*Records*
◆ ◆ ◆ ◆ ◆ ◆ ◆
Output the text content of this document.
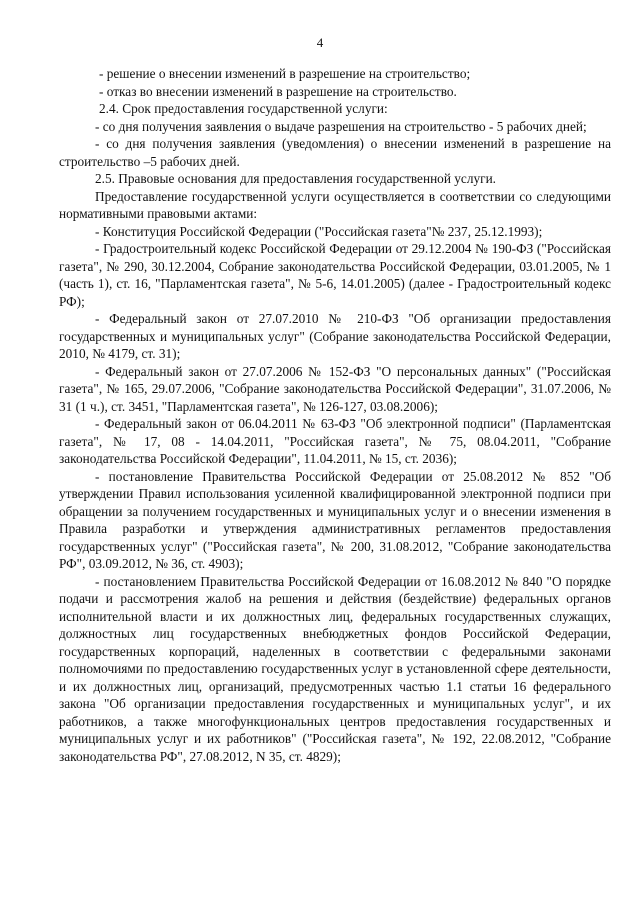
4

- решение о внесении изменений в разрешение на строительство;

- отказ во внесении изменений в разрешение на строительство.

2.4. Срок предоставления государственной услуги:

- со дня получения заявления о выдаче разрешения на строительство - 5 рабочих дней;

- со дня получения заявления (уведомления) о внесении изменений в разрешение на строительство –5 рабочих дней.

2.5. Правовые основания для предоставления государственной услуги.

Предоставление государственной услуги осуществляется в соответствии со следующими нормативными правовыми актами:

- Конституция Российской Федерации ("Российская газета"№ 237, 25.12.1993);

- Градостроительный кодекс Российской Федерации от 29.12.2004 № 190-ФЗ ("Российская газета", № 290, 30.12.2004, Собрание законодательства Российской Федерации, 03.01.2005, № 1 (часть 1), ст. 16, "Парламентская газета", № 5-6, 14.01.2005) (далее - Градостроительный кодекс РФ);

- Федеральный закон от 27.07.2010 № 210-ФЗ "Об организации предоставления государственных и муниципальных услуг" (Собрание законодательства Российской Федерации, 2010, № 4179, ст. 31);

- Федеральный закон от 27.07.2006 № 152-ФЗ "О персональных данных" ("Российская газета", № 165, 29.07.2006, "Собрание законодательства Российской Федерации", 31.07.2006, № 31 (1 ч.), ст. 3451, "Парламентская газета", № 126-127, 03.08.2006);

- Федеральный закон от 06.04.2011 № 63-ФЗ "Об электронной подписи" (Парламентская газета", № 17, 08 - 14.04.2011, "Российская газета", № 75, 08.04.2011, "Собрание законодательства Российской Федерации", 11.04.2011, № 15, ст. 2036);

- постановление Правительства Российской Федерации от 25.08.2012 № 852 "Об утверждении Правил использования усиленной квалифицированной электронной подписи при обращении за получением государственных и муниципальных услуг и о внесении изменения в Правила разработки и утверждения административных регламентов предоставления государственных услуг" ("Российская газета", № 200, 31.08.2012, "Собрание законодательства РФ", 03.09.2012, № 36, ст. 4903);

- постановлением Правительства Российской Федерации от 16.08.2012 № 840 "О порядке подачи и рассмотрения жалоб на решения и действия (бездействие) федеральных органов исполнительной власти и их должностных лиц, федеральных государственных служащих, должностных лиц государственных внебюджетных фондов Российской Федерации, государственных корпораций, наделенных в соответствии с федеральными законами полномочиями по предоставлению государственных услуг в установленной сфере деятельности, и их должностных лиц, организаций, предусмотренных частью 1.1 статьи 16 федерального закона "Об организации предоставления государственных и муниципальных услуг", и их работников, а также многофункциональных центров предоставления государственных и муниципальных услуг и их работников" ("Российская газета", № 192, 22.08.2012, "Собрание законодательства РФ", 27.08.2012, N 35, ст. 4829);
◆ ◆ ◆ ◆ ◆ ◆ ◆
*THE PROBLEM*
Every entry must be transcribed exactly. Pictures do not belong in the copy.

*THE REPLY*
Output the text content of this document.
4

- решение о внесении изменений в разрешение на строительство;

- отказ во внесении изменений в разрешение на строительство.

2.4. Срок предоставления государственной услуги:

- со дня получения заявления о выдаче разрешения на строительство - 5 рабочих дней;

- со дня получения заявления (уведомления) о внесении изменений в разрешение на строительство –5 рабочих дней.

2.5. Правовые основания для предоставления государственной услуги.

Предоставление государственной услуги осуществляется в соответствии со следующими нормативными правовыми актами:

- Конституция Российской Федерации ("Российская газета"№ 237, 25.12.1993);

- Градостроительный кодекс Российской Федерации от 29.12.2004 № 190-ФЗ ("Российская газета", № 290, 30.12.2004, Собрание законодательства Российской Федерации, 03.01.2005, № 1 (часть 1), ст. 16, "Парламентская газета", № 5-6, 14.01.2005) (далее - Градостроительный кодекс РФ);

- Федеральный закон от 27.07.2010 № 210-ФЗ "Об организации предоставления государственных и муниципальных услуг" (Собрание законодательства Российской Федерации, 2010, № 4179, ст. 31);

- Федеральный закон от 27.07.2006 № 152-ФЗ "О персональных данных" ("Российская газета", № 165, 29.07.2006, "Собрание законодательства Российской Федерации", 31.07.2006, № 31 (1 ч.), ст. 3451, "Парламентская газета", № 126-127, 03.08.2006);

- Федеральный закон от 06.04.2011 № 63-ФЗ "Об электронной подписи" (Парламентская газета", № 17, 08 - 14.04.2011, "Российская газета", № 75, 08.04.2011, "Собрание законодательства Российской Федерации", 11.04.2011, № 15, ст. 2036);

- постановление Правительства Российской Федерации от 25.08.2012 № 852 "Об утверждении Правил использования усиленной квалифицированной электронной подписи при обращении за получением государственных и муниципальных услуг и о внесении изменения в Правила разработки и утверждения административных регламентов предоставления государственных услуг" ("Российская газета", № 200, 31.08.2012, "Собрание законодательства РФ", 03.09.2012, № 36, ст. 4903);

- постановлением Правительства Российской Федерации от 16.08.2012 № 840 "О порядке подачи и рассмотрения жалоб на решения и действия (бездействие) федеральных органов исполнительной власти и их должностных лиц, федеральных государственных служащих, должностных лиц государственных внебюджетных фондов Российской Федерации, государственных корпораций, наделенных в соответствии с федеральными законами полномочиями по предоставлению государственных услуг в установленной сфере деятельности, и их должностных лиц, организаций, предусмотренных частью 1.1 статьи 16 федерального закона "Об организации предоставления государственных и муниципальных услуг", и их работников, а также многофункциональных центров предоставления государственных и муниципальных услуг и их работников" ("Российская газета", № 192, 22.08.2012, "Собрание законодательства РФ", 27.08.2012, N 35, ст. 4829);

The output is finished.